Start of The records

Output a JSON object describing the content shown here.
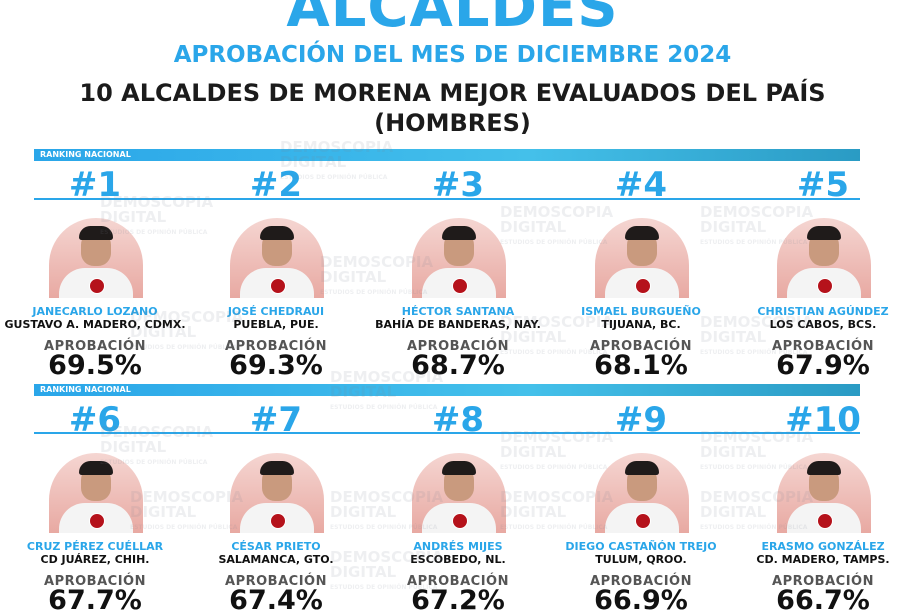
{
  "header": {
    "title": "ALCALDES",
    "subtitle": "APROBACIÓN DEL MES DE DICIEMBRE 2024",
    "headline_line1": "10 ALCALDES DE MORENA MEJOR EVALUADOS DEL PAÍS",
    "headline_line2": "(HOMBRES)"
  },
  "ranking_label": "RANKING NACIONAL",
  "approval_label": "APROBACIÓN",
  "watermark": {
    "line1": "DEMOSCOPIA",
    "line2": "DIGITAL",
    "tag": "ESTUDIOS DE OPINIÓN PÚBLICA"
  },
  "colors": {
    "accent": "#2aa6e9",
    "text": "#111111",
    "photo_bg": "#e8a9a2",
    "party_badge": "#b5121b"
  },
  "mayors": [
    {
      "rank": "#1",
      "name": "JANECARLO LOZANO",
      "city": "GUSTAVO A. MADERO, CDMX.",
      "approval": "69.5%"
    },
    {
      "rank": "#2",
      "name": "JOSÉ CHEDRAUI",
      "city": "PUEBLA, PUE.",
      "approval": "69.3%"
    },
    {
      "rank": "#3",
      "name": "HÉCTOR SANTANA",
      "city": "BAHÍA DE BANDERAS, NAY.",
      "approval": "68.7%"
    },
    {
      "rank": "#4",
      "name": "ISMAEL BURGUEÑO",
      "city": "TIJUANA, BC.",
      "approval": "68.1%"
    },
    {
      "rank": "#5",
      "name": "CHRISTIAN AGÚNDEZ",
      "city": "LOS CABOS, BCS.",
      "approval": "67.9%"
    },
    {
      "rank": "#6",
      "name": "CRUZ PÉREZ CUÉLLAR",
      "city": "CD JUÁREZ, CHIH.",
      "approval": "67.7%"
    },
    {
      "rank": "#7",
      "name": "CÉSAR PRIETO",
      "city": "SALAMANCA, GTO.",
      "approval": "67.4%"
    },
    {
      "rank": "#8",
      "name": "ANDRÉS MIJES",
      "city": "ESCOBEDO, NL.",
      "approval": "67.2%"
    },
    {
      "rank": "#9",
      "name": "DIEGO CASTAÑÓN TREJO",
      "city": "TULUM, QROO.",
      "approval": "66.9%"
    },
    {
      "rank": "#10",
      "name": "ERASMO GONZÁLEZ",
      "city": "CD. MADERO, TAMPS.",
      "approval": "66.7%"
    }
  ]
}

End of The records

Leave out the pictures and print every line of the data exactly.

• Solution to this exercise
Output a JSON object describing the content shown here.
{
  "header": {
    "title": "ALCALDES",
    "subtitle": "APROBACIÓN DEL MES DE DICIEMBRE 2024",
    "headline_line1": "10 ALCALDES DE MORENA MEJOR EVALUADOS DEL PAÍS",
    "headline_line2": "(HOMBRES)"
  },
  "ranking_label": "RANKING NACIONAL",
  "approval_label": "APROBACIÓN",
  "watermark": {
    "line1": "DEMOSCOPIA",
    "line2": "DIGITAL",
    "tag": "ESTUDIOS DE OPINIÓN PÚBLICA"
  },
  "colors": {
    "accent": "#2aa6e9",
    "text": "#111111",
    "photo_bg": "#e8a9a2",
    "party_badge": "#b5121b"
  },
  "mayors": [
    {
      "rank": "#1",
      "name": "JANECARLO LOZANO",
      "city": "GUSTAVO A. MADERO, CDMX.",
      "approval": "69.5%"
    },
    {
      "rank": "#2",
      "name": "JOSÉ CHEDRAUI",
      "city": "PUEBLA, PUE.",
      "approval": "69.3%"
    },
    {
      "rank": "#3",
      "name": "HÉCTOR SANTANA",
      "city": "BAHÍA DE BANDERAS, NAY.",
      "approval": "68.7%"
    },
    {
      "rank": "#4",
      "name": "ISMAEL BURGUEÑO",
      "city": "TIJUANA, BC.",
      "approval": "68.1%"
    },
    {
      "rank": "#5",
      "name": "CHRISTIAN AGÚNDEZ",
      "city": "LOS CABOS, BCS.",
      "approval": "67.9%"
    },
    {
      "rank": "#6",
      "name": "CRUZ PÉREZ CUÉLLAR",
      "city": "CD JUÁREZ, CHIH.",
      "approval": "67.7%"
    },
    {
      "rank": "#7",
      "name": "CÉSAR PRIETO",
      "city": "SALAMANCA, GTO.",
      "approval": "67.4%"
    },
    {
      "rank": "#8",
      "name": "ANDRÉS MIJES",
      "city": "ESCOBEDO, NL.",
      "approval": "67.2%"
    },
    {
      "rank": "#9",
      "name": "DIEGO CASTAÑÓN TREJO",
      "city": "TULUM, QROO.",
      "approval": "66.9%"
    },
    {
      "rank": "#10",
      "name": "ERASMO GONZÁLEZ",
      "city": "CD. MADERO, TAMPS.",
      "approval": "66.7%"
    }
  ]
}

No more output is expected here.